### ENTRIES

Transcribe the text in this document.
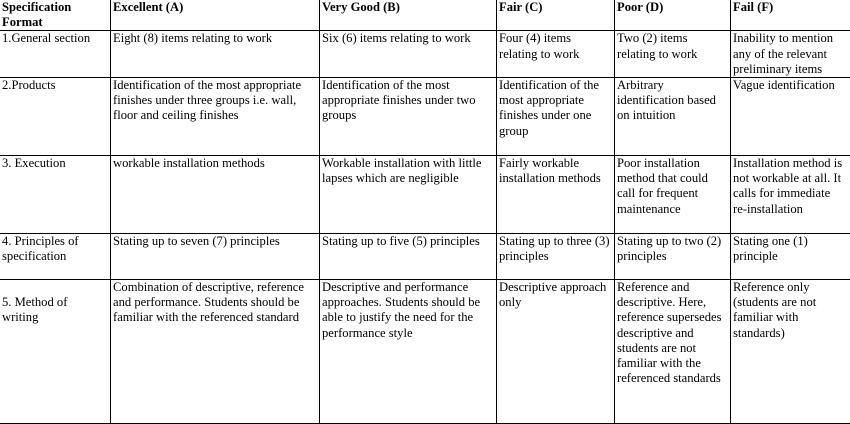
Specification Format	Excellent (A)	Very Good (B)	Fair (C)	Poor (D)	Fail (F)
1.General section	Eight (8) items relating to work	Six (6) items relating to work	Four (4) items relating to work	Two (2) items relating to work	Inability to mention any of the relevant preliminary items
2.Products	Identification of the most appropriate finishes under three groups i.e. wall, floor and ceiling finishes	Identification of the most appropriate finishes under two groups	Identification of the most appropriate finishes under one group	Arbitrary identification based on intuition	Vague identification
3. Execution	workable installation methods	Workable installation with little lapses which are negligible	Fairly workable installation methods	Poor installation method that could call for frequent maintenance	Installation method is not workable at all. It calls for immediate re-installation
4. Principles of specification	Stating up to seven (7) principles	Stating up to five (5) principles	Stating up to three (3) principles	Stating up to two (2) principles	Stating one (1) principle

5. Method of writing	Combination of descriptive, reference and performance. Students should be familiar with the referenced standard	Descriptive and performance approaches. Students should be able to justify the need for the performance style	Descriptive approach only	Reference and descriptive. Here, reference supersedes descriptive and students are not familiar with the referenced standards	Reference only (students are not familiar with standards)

######

**PROBLEM STATEMENT**
Go through the listing above and write it out again exactly, dropping the pictures.

**TASK OUTPUT**
Transcribe the text in this document.
Specification Format	Excellent (A)	Very Good (B)	Fair (C)	Poor (D)	Fail (F)
1.General section	Eight (8) items relating to work	Six (6) items relating to work	Four (4) items relating to work	Two (2) items relating to work	Inability to mention any of the relevant preliminary items
2.Products	Identification of the most appropriate finishes under three groups i.e. wall, floor and ceiling finishes	Identification of the most appropriate finishes under two groups	Identification of the most appropriate finishes under one group	Arbitrary identification based on intuition	Vague identification
3. Execution	workable installation methods	Workable installation with little lapses which are negligible	Fairly workable installation methods	Poor installation method that could call for frequent maintenance	Installation method is not workable at all. It calls for immediate re-installation
4. Principles of specification	Stating up to seven (7) principles	Stating up to five (5) principles	Stating up to three (3) principles	Stating up to two (2) principles	Stating one (1) principle

5. Method of writing	Combination of descriptive, reference and performance. Students should be familiar with the referenced standard	Descriptive and performance approaches. Students should be able to justify the need for the performance style	Descriptive approach only	Reference and descriptive. Here, reference supersedes descriptive and students are not familiar with the referenced standards	Reference only (students are not familiar with standards)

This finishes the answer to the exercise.